What is being asked ▸
Locate each line below that includes "title" and reproduce it.

Material provided ▸
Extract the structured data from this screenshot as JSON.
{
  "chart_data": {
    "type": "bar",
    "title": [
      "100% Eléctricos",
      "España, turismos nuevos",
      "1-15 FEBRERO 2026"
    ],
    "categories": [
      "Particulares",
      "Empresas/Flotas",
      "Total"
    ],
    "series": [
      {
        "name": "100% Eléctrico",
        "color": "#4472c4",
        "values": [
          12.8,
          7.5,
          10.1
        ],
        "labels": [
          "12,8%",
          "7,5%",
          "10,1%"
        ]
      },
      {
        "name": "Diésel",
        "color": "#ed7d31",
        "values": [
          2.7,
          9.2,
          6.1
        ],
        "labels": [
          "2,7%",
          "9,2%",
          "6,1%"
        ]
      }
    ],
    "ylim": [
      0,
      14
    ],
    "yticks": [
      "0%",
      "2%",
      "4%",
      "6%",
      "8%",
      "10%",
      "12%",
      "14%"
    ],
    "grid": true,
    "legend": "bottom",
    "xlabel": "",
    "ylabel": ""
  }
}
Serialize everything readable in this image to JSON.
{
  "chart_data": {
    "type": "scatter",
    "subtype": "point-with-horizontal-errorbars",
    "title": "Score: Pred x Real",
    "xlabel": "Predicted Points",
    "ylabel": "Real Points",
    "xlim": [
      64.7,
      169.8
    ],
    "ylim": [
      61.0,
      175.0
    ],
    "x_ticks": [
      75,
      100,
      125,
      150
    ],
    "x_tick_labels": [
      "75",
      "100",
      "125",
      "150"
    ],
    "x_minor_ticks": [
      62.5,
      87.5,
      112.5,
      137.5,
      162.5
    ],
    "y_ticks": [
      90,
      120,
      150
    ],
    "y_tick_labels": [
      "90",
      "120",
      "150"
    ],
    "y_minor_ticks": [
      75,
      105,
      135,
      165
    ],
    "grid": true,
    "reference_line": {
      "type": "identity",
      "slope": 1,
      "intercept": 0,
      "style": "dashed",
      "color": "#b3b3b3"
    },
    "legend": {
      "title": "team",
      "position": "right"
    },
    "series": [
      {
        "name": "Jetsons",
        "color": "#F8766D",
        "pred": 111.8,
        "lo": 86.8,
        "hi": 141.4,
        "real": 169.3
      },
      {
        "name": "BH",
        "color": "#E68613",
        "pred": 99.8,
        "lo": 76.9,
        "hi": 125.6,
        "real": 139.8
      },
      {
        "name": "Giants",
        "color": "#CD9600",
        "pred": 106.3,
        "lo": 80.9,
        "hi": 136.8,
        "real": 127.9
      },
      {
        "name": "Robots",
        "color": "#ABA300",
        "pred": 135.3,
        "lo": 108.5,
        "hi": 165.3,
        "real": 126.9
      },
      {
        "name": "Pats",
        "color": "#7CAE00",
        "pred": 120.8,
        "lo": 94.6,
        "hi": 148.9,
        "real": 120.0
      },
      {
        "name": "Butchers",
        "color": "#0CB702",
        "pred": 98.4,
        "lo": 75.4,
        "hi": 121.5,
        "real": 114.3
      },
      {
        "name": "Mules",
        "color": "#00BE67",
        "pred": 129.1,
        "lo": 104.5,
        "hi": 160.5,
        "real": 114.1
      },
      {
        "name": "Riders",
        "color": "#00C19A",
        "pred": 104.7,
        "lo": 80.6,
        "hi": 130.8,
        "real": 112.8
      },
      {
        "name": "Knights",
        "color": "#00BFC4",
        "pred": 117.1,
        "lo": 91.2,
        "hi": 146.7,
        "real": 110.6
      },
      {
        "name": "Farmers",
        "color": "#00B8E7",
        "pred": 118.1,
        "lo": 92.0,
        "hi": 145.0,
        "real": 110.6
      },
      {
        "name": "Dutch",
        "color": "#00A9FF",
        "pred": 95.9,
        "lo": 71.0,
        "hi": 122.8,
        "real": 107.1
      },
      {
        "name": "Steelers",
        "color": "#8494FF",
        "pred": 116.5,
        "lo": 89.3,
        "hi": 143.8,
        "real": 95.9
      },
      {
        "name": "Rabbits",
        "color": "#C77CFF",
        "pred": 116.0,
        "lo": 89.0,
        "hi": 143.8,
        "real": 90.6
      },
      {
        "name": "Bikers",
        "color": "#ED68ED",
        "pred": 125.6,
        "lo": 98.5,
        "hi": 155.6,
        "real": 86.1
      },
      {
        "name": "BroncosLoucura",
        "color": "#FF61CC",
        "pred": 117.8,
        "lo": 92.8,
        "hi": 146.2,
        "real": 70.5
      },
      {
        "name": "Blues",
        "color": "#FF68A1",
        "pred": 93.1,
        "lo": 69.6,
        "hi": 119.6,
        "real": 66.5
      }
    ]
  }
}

Answer for the task ▸
    "title": [
    "title": "Score: Pred x Real",
      "title": "team",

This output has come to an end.